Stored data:
------------------------------------------------
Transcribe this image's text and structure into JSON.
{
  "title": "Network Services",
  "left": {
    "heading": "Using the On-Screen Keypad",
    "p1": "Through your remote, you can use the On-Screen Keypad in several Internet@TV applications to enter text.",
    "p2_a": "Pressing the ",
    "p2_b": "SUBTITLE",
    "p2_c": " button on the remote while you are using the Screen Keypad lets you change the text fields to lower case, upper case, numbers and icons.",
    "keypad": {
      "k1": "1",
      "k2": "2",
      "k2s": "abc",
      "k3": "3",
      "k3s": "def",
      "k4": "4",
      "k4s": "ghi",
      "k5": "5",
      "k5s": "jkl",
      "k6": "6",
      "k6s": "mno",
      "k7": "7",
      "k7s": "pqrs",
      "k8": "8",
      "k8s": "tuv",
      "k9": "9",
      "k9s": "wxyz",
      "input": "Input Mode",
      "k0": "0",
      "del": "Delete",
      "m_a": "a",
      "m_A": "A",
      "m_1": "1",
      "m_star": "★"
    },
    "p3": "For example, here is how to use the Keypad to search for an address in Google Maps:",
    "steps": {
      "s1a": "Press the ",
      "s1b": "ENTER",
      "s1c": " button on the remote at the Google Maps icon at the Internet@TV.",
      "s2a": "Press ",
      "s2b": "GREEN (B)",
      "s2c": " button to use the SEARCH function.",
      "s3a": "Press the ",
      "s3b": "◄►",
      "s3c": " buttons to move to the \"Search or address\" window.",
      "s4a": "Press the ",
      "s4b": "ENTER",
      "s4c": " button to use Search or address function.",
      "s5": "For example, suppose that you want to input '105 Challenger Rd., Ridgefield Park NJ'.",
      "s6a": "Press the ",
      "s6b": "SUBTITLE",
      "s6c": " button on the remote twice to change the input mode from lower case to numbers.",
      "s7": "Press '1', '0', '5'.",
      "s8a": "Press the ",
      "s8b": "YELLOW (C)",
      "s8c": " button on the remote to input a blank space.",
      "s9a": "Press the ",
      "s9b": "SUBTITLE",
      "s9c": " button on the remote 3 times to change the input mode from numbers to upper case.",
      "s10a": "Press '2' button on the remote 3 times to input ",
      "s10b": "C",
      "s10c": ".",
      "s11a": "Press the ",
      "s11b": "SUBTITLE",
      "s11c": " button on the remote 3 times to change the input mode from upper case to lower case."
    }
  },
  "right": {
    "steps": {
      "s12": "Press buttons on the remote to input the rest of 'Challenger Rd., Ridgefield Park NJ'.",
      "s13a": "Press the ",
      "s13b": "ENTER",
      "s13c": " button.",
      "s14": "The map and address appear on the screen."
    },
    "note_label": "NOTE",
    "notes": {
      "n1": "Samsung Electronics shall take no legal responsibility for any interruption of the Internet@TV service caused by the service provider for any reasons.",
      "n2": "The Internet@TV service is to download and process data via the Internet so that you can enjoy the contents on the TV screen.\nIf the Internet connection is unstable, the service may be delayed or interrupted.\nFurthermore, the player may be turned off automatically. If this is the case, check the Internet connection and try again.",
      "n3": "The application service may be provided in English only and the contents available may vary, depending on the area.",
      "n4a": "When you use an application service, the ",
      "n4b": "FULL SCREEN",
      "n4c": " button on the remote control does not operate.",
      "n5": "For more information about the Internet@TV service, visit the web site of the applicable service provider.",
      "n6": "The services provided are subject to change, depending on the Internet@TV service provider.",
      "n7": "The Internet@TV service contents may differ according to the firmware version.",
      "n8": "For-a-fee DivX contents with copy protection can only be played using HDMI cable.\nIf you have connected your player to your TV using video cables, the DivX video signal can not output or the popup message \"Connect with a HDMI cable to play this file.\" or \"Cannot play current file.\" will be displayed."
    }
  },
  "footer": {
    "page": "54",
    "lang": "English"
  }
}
------------------------------------------------
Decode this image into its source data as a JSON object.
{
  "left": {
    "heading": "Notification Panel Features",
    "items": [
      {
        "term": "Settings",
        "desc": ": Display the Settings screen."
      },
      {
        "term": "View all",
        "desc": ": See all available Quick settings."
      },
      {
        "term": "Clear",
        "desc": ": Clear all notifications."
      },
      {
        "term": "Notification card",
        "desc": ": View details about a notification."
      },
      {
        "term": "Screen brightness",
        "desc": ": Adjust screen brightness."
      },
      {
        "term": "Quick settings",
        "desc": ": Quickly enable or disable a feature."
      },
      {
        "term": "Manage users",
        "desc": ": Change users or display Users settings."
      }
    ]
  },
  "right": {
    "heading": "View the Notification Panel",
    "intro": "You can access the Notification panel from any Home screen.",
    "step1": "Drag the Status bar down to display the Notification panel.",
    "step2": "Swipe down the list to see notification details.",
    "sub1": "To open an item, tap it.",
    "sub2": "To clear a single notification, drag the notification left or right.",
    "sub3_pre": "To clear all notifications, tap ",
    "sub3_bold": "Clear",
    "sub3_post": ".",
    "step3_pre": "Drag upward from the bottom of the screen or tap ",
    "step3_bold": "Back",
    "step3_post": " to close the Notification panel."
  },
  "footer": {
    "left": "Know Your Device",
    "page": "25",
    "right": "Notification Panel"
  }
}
------------------------------------------------
The answer is the number of lines in the preceding material that hold "address"; write that number and nothing else.

» WRITTEN RESPONSE
4